- DIRECTION
Extract each line of the data and write it out again exactly.
»»
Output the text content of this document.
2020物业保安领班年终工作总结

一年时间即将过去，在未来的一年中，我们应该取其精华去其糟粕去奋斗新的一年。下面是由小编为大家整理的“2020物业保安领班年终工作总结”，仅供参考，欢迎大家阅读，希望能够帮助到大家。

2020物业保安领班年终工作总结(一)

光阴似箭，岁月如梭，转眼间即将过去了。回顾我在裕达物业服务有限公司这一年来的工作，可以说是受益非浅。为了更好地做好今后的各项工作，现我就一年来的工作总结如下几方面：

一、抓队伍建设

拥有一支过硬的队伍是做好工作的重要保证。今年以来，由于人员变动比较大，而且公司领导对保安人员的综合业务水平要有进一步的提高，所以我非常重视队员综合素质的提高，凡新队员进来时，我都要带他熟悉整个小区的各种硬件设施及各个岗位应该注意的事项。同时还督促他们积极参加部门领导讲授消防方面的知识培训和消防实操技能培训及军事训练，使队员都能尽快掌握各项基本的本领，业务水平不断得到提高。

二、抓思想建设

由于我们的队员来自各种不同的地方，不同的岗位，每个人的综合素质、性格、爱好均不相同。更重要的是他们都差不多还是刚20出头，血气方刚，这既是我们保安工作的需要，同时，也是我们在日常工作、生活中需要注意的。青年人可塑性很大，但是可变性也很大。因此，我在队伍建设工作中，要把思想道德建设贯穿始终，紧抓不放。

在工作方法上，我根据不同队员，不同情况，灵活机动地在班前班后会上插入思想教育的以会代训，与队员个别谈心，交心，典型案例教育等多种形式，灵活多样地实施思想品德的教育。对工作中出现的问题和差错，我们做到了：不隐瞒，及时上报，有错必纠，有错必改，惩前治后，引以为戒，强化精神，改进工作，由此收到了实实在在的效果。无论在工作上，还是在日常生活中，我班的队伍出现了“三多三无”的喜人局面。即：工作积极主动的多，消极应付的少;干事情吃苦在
««
- EXPECTED ANSWER
Output the text content of this document.
2020物业保安领班年终工作总结

一年时间即将过去，在未来的一年中，我们应该取其精华去其糟粕去奋斗新的一年。下面是由小编为大家整理的“2020物业保安领班年终工作总结”，仅供参考，欢迎大家阅读，希望能够帮助到大家。

2020物业保安领班年终工作总结(一)

光阴似箭，岁月如梭，转眼间即将过去了。回顾我在裕达物业服务有限公司这一年来的工作，可以说是受益非浅。为了更好地做好今后的各项工作，现我就一年来的工作总结如下几方面：

一、抓队伍建设

拥有一支过硬的队伍是做好工作的重要保证。今年以来，由于人员变动比较大，而且公司领导对保安人员的综合业务水平要有进一步的提高，所以我非常重视队员综合素质的提高，凡新队员进来时，我都要带他熟悉整个小区的各种硬件设施及各个岗位应该注意的事项。同时还督促他们积极参加部门领导讲授消防方面的知识培训和消防实操技能培训及军事训练，使队员都能尽快掌握各项基本的本领，业务水平不断得到提高。

二、抓思想建设

由于我们的队员来自各种不同的地方，不同的岗位，每个人的综合素质、性格、爱好均不相同。更重要的是他们都差不多还是刚20出头，血气方刚，这既是我们保安工作的需要，同时，也是我们在日常工作、生活中需要注意的。青年人可塑性很大，但是可变性也很大。因此，我在队伍建设工作中，要把思想道德建设贯穿始终，紧抓不放。

在工作方法上，我根据不同队员，不同情况，灵活机动地在班前班后会上插入思想教育的以会代训，与队员个别谈心，交心，典型案例教育等多种形式，灵活多样地实施思想品德的教育。对工作中出现的问题和差错，我们做到了：不隐瞒，及时上报，有错必纠，有错必改，惩前治后，引以为戒，强化精神，改进工作，由此收到了实实在在的效果。无论在工作上，还是在日常生活中，我班的队伍出现了“三多三无”的喜人局面。即：工作积极主动的多，消极应付的少;干事情吃苦在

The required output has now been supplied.